[START OF Provided material]

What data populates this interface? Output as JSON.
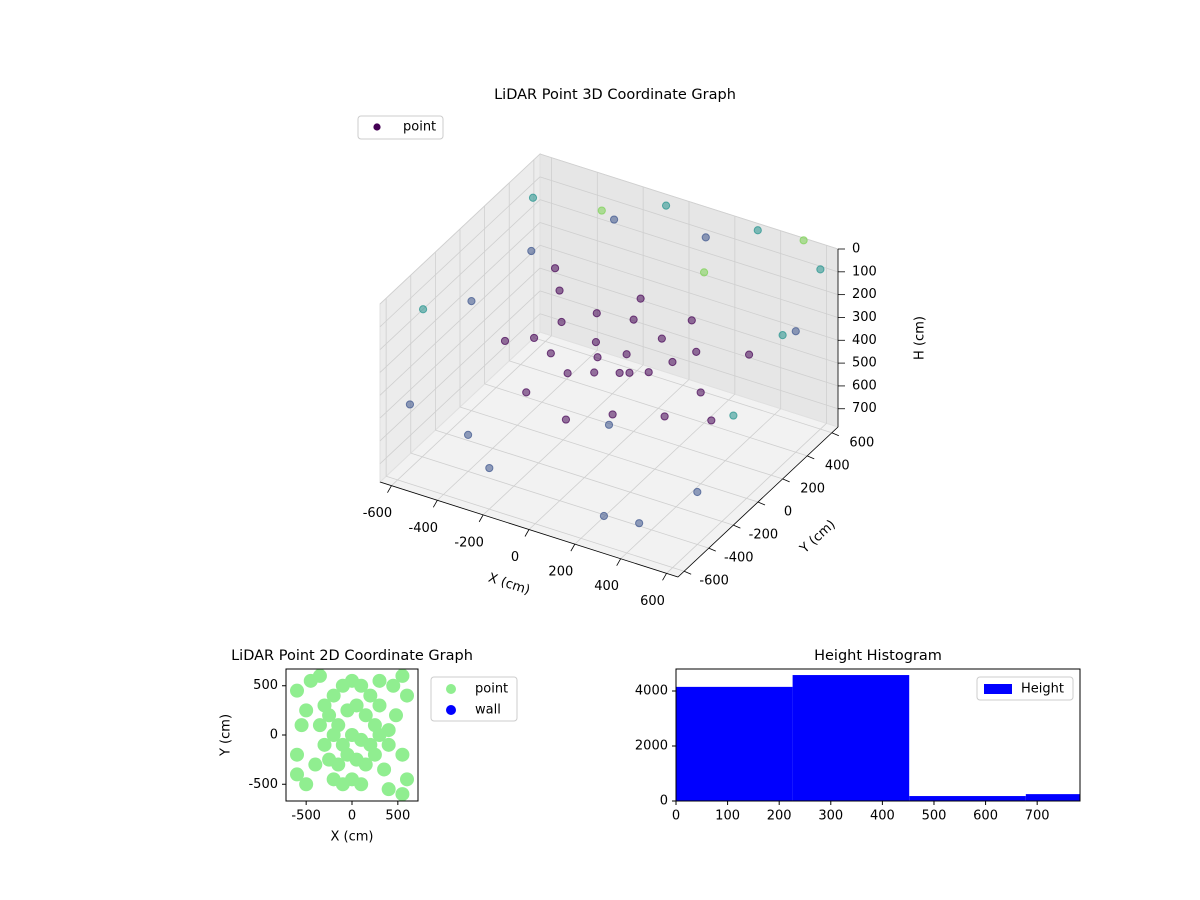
{
  "chart_data": [
    {
      "type": "scatter3d",
      "title": "LiDAR Point 3D Coordinate Graph",
      "xlabel": "X (cm)",
      "ylabel": "Y (cm)",
      "zlabel": "H (cm)",
      "xlim": [
        -650,
        650
      ],
      "ylim": [
        -650,
        650
      ],
      "zlim": [
        780,
        0
      ],
      "xticks": [
        -600,
        -400,
        -200,
        0,
        200,
        400,
        600
      ],
      "yticks": [
        -600,
        -400,
        -200,
        0,
        200,
        400,
        600
      ],
      "zticks": [
        0,
        100,
        200,
        300,
        400,
        500,
        600,
        700
      ],
      "grid": true,
      "legend": "upper left",
      "series": [
        {
          "name": "point",
          "color": "#440154",
          "x": [
            -200,
            -100,
            0,
            100,
            200,
            250,
            150,
            0,
            -150,
            -250,
            -300,
            -50,
            50,
            -100,
            100,
            300,
            350,
            -350,
            200,
            -200,
            0,
            400,
            -400,
            150,
            -50,
            450,
            500,
            -450,
            -600,
            -500,
            -300,
            100,
            600,
            600,
            -200,
            300,
            -600,
            0,
            400,
            -400,
            -650,
            -600,
            -100,
            300,
            600,
            650,
            650,
            500,
            -300,
            200
          ],
          "y": [
            -100,
            -150,
            -120,
            -100,
            -50,
            50,
            150,
            200,
            180,
            80,
            -50,
            0,
            50,
            80,
            -20,
            150,
            -200,
            250,
            300,
            -300,
            -350,
            0,
            -100,
            -250,
            350,
            300,
            -100,
            400,
            -500,
            300,
            600,
            600,
            400,
            -400,
            -600,
            -600,
            0,
            0,
            -500,
            -400,
            -300,
            500,
            650,
            650,
            600,
            200,
            -200,
            650,
            500,
            400
          ],
          "z": [
            350,
            380,
            360,
            340,
            330,
            320,
            300,
            290,
            300,
            320,
            340,
            370,
            350,
            360,
            380,
            310,
            400,
            300,
            280,
            420,
            450,
            380,
            360,
            430,
            290,
            350,
            420,
            310,
            500,
            200,
            150,
            100,
            250,
            550,
            600,
            650,
            300,
            650,
            700,
            620,
            200,
            100,
            50,
            30,
            80,
            150,
            300,
            10,
            60,
            120
          ],
          "colors": [
            "#440154",
            "#440154",
            "#440154",
            "#440154",
            "#440154",
            "#440154",
            "#440154",
            "#440154",
            "#440154",
            "#440154",
            "#440154",
            "#440154",
            "#440154",
            "#440154",
            "#440154",
            "#440154",
            "#440154",
            "#440154",
            "#440154",
            "#440154",
            "#440154",
            "#440154",
            "#440154",
            "#440154",
            "#440154",
            "#440154",
            "#440154",
            "#440154",
            "#3b528b",
            "#3b528b",
            "#3b528b",
            "#3b528b",
            "#3b528b",
            "#3b528b",
            "#3b528b",
            "#3b528b",
            "#3b528b",
            "#3b528b",
            "#3b528b",
            "#3b528b",
            "#21918c",
            "#21918c",
            "#21918c",
            "#21918c",
            "#21918c",
            "#21918c",
            "#21918c",
            "#7ad151",
            "#7ad151",
            "#7ad151"
          ]
        }
      ]
    },
    {
      "type": "scatter",
      "title": "LiDAR Point 2D Coordinate Graph",
      "xlabel": "X (cm)",
      "ylabel": "Y (cm)",
      "xlim": [
        -720,
        720
      ],
      "ylim": [
        -670,
        670
      ],
      "xticks": [
        -500,
        0,
        500
      ],
      "yticks": [
        -500,
        0,
        500
      ],
      "legend": "outside right",
      "series": [
        {
          "name": "point",
          "color": "#90ee90",
          "x": [
            -300,
            -200,
            -100,
            0,
            100,
            200,
            -350,
            -250,
            -150,
            -50,
            50,
            150,
            250,
            -300,
            -200,
            -100,
            0,
            100,
            200,
            300,
            400,
            -250,
            -150,
            -50,
            50,
            150,
            250,
            -200,
            -100,
            0,
            100,
            -400,
            -500,
            -600,
            -600,
            -550,
            -500,
            -450,
            300,
            450,
            550,
            600,
            550,
            600,
            550,
            400,
            350,
            -600,
            -350,
            300,
            400,
            480
          ],
          "y": [
            300,
            400,
            500,
            550,
            500,
            400,
            100,
            200,
            100,
            250,
            300,
            200,
            100,
            -100,
            0,
            -100,
            0,
            -50,
            -100,
            0,
            50,
            -250,
            -300,
            -200,
            -250,
            -300,
            -200,
            -450,
            -500,
            -450,
            -500,
            -300,
            -500,
            -400,
            450,
            100,
            250,
            550,
            550,
            500,
            600,
            400,
            -200,
            -450,
            -600,
            -550,
            -350,
            -200,
            600,
            300,
            -100,
            200
          ]
        },
        {
          "name": "wall",
          "color": "#0000ff",
          "x": [],
          "y": []
        }
      ]
    },
    {
      "type": "histogram",
      "title": "Height Histogram",
      "name": "Height",
      "color": "#0000ff",
      "bins": [
        0,
        226,
        452,
        678,
        783
      ],
      "values": [
        4150,
        4580,
        180,
        250
      ],
      "xlim": [
        0,
        783
      ],
      "ylim": [
        0,
        4800
      ],
      "xticks": [
        0,
        100,
        200,
        300,
        400,
        500,
        600,
        700
      ],
      "yticks": [
        0,
        2000,
        4000
      ],
      "legend": "upper right"
    }
  ]
}
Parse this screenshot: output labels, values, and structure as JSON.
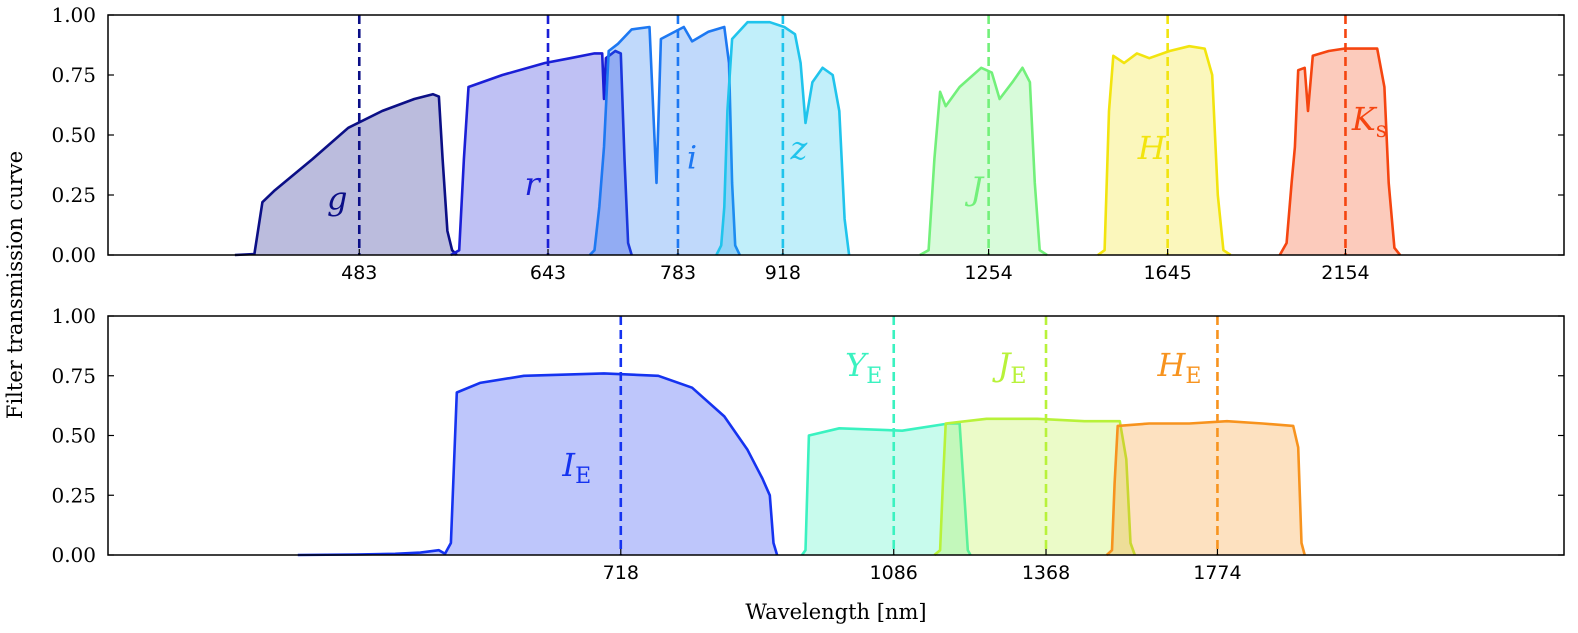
{
  "chart_data": [
    {
      "type": "area",
      "title": "",
      "ylabel": "Filter transmission curve",
      "ylim": [
        0,
        1
      ],
      "yticks": [
        "0.00",
        "0.25",
        "0.50",
        "0.75",
        "1.00"
      ],
      "xscale": "log",
      "xlim_nm": [
        330,
        3000
      ],
      "grid": false,
      "series": [
        {
          "name": "g",
          "label": "g",
          "sub": "",
          "color": "#0b0f86",
          "center_nm": 483,
          "center_label": "483",
          "curve": [
            [
              400,
              0
            ],
            [
              412,
              0.004
            ],
            [
              417,
              0.22
            ],
            [
              425,
              0.27
            ],
            [
              450,
              0.4
            ],
            [
              475,
              0.53
            ],
            [
              500,
              0.6
            ],
            [
              525,
              0.65
            ],
            [
              540,
              0.67
            ],
            [
              545,
              0.66
            ],
            [
              548,
              0.4
            ],
            [
              552,
              0.1
            ],
            [
              556,
              0.02
            ],
            [
              560,
              0
            ]
          ]
        },
        {
          "name": "r",
          "label": "r",
          "sub": "",
          "color": "#1a1fd6",
          "center_nm": 643,
          "center_label": "643",
          "curve": [
            [
              555,
              0
            ],
            [
              562,
              0.02
            ],
            [
              566,
              0.4
            ],
            [
              570,
              0.7
            ],
            [
              600,
              0.75
            ],
            [
              640,
              0.8
            ],
            [
              665,
              0.82
            ],
            [
              690,
              0.84
            ],
            [
              698,
              0.84
            ],
            [
              700,
              0.65
            ],
            [
              702,
              0.82
            ],
            [
              712,
              0.85
            ],
            [
              718,
              0.84
            ],
            [
              722,
              0.4
            ],
            [
              726,
              0.05
            ],
            [
              730,
              0
            ]
          ]
        },
        {
          "name": "i",
          "label": "i",
          "sub": "",
          "color": "#1d78f2",
          "center_nm": 783,
          "center_label": "783",
          "curve": [
            [
              685,
              0
            ],
            [
              690,
              0.02
            ],
            [
              695,
              0.2
            ],
            [
              700,
              0.45
            ],
            [
              705,
              0.85
            ],
            [
              715,
              0.88
            ],
            [
              730,
              0.94
            ],
            [
              750,
              0.95
            ],
            [
              758,
              0.3
            ],
            [
              763,
              0.9
            ],
            [
              790,
              0.95
            ],
            [
              800,
              0.89
            ],
            [
              820,
              0.93
            ],
            [
              840,
              0.95
            ],
            [
              846,
              0.8
            ],
            [
              850,
              0.3
            ],
            [
              854,
              0.04
            ],
            [
              860,
              0
            ]
          ]
        },
        {
          "name": "z",
          "label": "z",
          "sub": "",
          "color": "#20c4ec",
          "center_nm": 918,
          "center_label": "918",
          "curve": [
            [
              830,
              0
            ],
            [
              836,
              0.04
            ],
            [
              840,
              0.2
            ],
            [
              844,
              0.6
            ],
            [
              850,
              0.9
            ],
            [
              870,
              0.97
            ],
            [
              900,
              0.97
            ],
            [
              920,
              0.95
            ],
            [
              935,
              0.92
            ],
            [
              943,
              0.8
            ],
            [
              950,
              0.55
            ],
            [
              960,
              0.72
            ],
            [
              975,
              0.78
            ],
            [
              990,
              0.75
            ],
            [
              1000,
              0.6
            ],
            [
              1008,
              0.15
            ],
            [
              1015,
              0
            ]
          ]
        },
        {
          "name": "J",
          "label": "J",
          "sub": "",
          "color": "#72f07a",
          "center_nm": 1254,
          "center_label": "1254",
          "curve": [
            [
              1130,
              0
            ],
            [
              1145,
              0.02
            ],
            [
              1155,
              0.4
            ],
            [
              1165,
              0.68
            ],
            [
              1175,
              0.62
            ],
            [
              1200,
              0.7
            ],
            [
              1240,
              0.78
            ],
            [
              1260,
              0.76
            ],
            [
              1275,
              0.65
            ],
            [
              1300,
              0.72
            ],
            [
              1320,
              0.78
            ],
            [
              1335,
              0.72
            ],
            [
              1345,
              0.3
            ],
            [
              1355,
              0.02
            ],
            [
              1370,
              0
            ]
          ]
        },
        {
          "name": "H",
          "label": "H",
          "sub": "",
          "color": "#f2e40e",
          "center_nm": 1645,
          "center_label": "1645",
          "curve": [
            [
              1480,
              0
            ],
            [
              1495,
              0.02
            ],
            [
              1505,
              0.6
            ],
            [
              1515,
              0.83
            ],
            [
              1540,
              0.8
            ],
            [
              1570,
              0.84
            ],
            [
              1600,
              0.82
            ],
            [
              1650,
              0.85
            ],
            [
              1700,
              0.87
            ],
            [
              1740,
              0.86
            ],
            [
              1760,
              0.75
            ],
            [
              1775,
              0.25
            ],
            [
              1790,
              0.02
            ],
            [
              1810,
              0
            ]
          ]
        },
        {
          "name": "Ks",
          "label": "K",
          "sub": "s",
          "color": "#f54510",
          "center_nm": 2154,
          "center_label": "2154",
          "curve": [
            [
              1950,
              0
            ],
            [
              1970,
              0.05
            ],
            [
              1985,
              0.3
            ],
            [
              1995,
              0.45
            ],
            [
              2005,
              0.77
            ],
            [
              2025,
              0.78
            ],
            [
              2035,
              0.6
            ],
            [
              2050,
              0.83
            ],
            [
              2100,
              0.85
            ],
            [
              2150,
              0.86
            ],
            [
              2200,
              0.86
            ],
            [
              2260,
              0.86
            ],
            [
              2285,
              0.7
            ],
            [
              2300,
              0.3
            ],
            [
              2320,
              0.03
            ],
            [
              2340,
              0
            ]
          ]
        }
      ]
    },
    {
      "type": "area",
      "title": "",
      "xlabel": "Wavelength [nm]",
      "ylim": [
        0,
        1
      ],
      "yticks": [
        "0.00",
        "0.25",
        "0.50",
        "0.75",
        "1.00"
      ],
      "xscale": "log",
      "xlim_nm": [
        330,
        3000
      ],
      "grid": false,
      "series": [
        {
          "name": "IE",
          "label": "I",
          "sub": "E",
          "color": "#1533f0",
          "center_nm": 718,
          "center_label": "718",
          "curve": [
            [
              440,
              0
            ],
            [
              480,
              0.002
            ],
            [
              510,
              0.005
            ],
            [
              530,
              0.01
            ],
            [
              545,
              0.02
            ],
            [
              550,
              0.005
            ],
            [
              555,
              0.05
            ],
            [
              560,
              0.68
            ],
            [
              580,
              0.72
            ],
            [
              620,
              0.75
            ],
            [
              700,
              0.76
            ],
            [
              760,
              0.75
            ],
            [
              800,
              0.7
            ],
            [
              840,
              0.58
            ],
            [
              870,
              0.44
            ],
            [
              890,
              0.32
            ],
            [
              900,
              0.25
            ],
            [
              905,
              0.05
            ],
            [
              910,
              0
            ]
          ]
        },
        {
          "name": "YE",
          "label": "Y",
          "sub": "E",
          "color": "#3af2c0",
          "center_nm": 1086,
          "center_label": "1086",
          "curve": [
            [
              945,
              0
            ],
            [
              950,
              0.02
            ],
            [
              955,
              0.5
            ],
            [
              1000,
              0.53
            ],
            [
              1100,
              0.52
            ],
            [
              1180,
              0.55
            ],
            [
              1200,
              0.55
            ],
            [
              1210,
              0.2
            ],
            [
              1215,
              0.02
            ],
            [
              1220,
              0
            ]
          ]
        },
        {
          "name": "JE",
          "label": "J",
          "sub": "E",
          "color": "#b8f23a",
          "center_nm": 1368,
          "center_label": "1368",
          "curve": [
            [
              1155,
              0
            ],
            [
              1165,
              0.02
            ],
            [
              1170,
              0.3
            ],
            [
              1175,
              0.55
            ],
            [
              1250,
              0.57
            ],
            [
              1350,
              0.57
            ],
            [
              1450,
              0.56
            ],
            [
              1530,
              0.56
            ],
            [
              1545,
              0.4
            ],
            [
              1555,
              0.05
            ],
            [
              1565,
              0
            ]
          ]
        },
        {
          "name": "HE",
          "label": "H",
          "sub": "E",
          "color": "#f7931e",
          "center_nm": 1774,
          "center_label": "1774",
          "curve": [
            [
              1500,
              0
            ],
            [
              1512,
              0.02
            ],
            [
              1518,
              0.3
            ],
            [
              1525,
              0.54
            ],
            [
              1600,
              0.55
            ],
            [
              1700,
              0.55
            ],
            [
              1800,
              0.56
            ],
            [
              1900,
              0.55
            ],
            [
              1990,
              0.54
            ],
            [
              2005,
              0.45
            ],
            [
              2015,
              0.05
            ],
            [
              2025,
              0
            ]
          ]
        }
      ]
    }
  ]
}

[END OF Provided material]

**Task directions**: Copy out each line of the data where the string "values" appears.

**Solution to this problem**:
      "values": [
Parse this screenshot: output labels, values, and structure as JSON.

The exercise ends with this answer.